- Task -
Reproduce the data that follows in its entirety, character for character.

- Data shown -
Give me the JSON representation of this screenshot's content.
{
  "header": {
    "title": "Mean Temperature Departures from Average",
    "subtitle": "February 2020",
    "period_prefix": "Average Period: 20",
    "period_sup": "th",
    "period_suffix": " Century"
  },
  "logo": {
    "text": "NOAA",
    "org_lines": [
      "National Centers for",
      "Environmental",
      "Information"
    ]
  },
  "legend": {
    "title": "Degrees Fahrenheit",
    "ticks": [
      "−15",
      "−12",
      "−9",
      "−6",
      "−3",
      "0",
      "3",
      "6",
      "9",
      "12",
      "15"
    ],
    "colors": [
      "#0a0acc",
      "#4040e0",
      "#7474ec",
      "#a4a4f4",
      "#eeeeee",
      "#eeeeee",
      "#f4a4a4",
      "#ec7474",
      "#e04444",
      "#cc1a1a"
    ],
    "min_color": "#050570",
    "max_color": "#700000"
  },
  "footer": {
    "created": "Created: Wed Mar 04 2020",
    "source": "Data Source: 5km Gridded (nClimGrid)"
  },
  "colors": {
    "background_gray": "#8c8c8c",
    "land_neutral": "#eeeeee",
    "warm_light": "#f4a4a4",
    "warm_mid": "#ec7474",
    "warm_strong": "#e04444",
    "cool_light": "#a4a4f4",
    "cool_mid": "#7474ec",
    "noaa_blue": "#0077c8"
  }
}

- Answer to the task -
Give me the JSON representation of this screenshot's content.
{
  "header": {
    "title": "Mean Temperature Departures from Average",
    "subtitle": "February 2020",
    "period_prefix": "Average Period: 20",
    "period_sup": "th",
    "period_suffix": " Century"
  },
  "logo": {
    "text": "NOAA",
    "org_lines": [
      "National Centers for",
      "Environmental",
      "Information"
    ]
  },
  "legend": {
    "title": "Degrees Fahrenheit",
    "ticks": [
      "−15",
      "−12",
      "−9",
      "−6",
      "−3",
      "0",
      "3",
      "6",
      "9",
      "12",
      "15"
    ],
    "colors": [
      "#0a0acc",
      "#4040e0",
      "#7474ec",
      "#a4a4f4",
      "#eeeeee",
      "#eeeeee",
      "#f4a4a4",
      "#ec7474",
      "#e04444",
      "#cc1a1a"
    ],
    "min_color": "#050570",
    "max_color": "#700000"
  },
  "footer": {
    "created": "Created: Wed Mar 04 2020",
    "source": "Data Source: 5km Gridded (nClimGrid)"
  },
  "colors": {
    "background_gray": "#8c8c8c",
    "land_neutral": "#eeeeee",
    "warm_light": "#f4a4a4",
    "warm_mid": "#ec7474",
    "warm_strong": "#e04444",
    "cool_light": "#a4a4f4",
    "cool_mid": "#7474ec",
    "noaa_blue": "#0077c8"
  }
}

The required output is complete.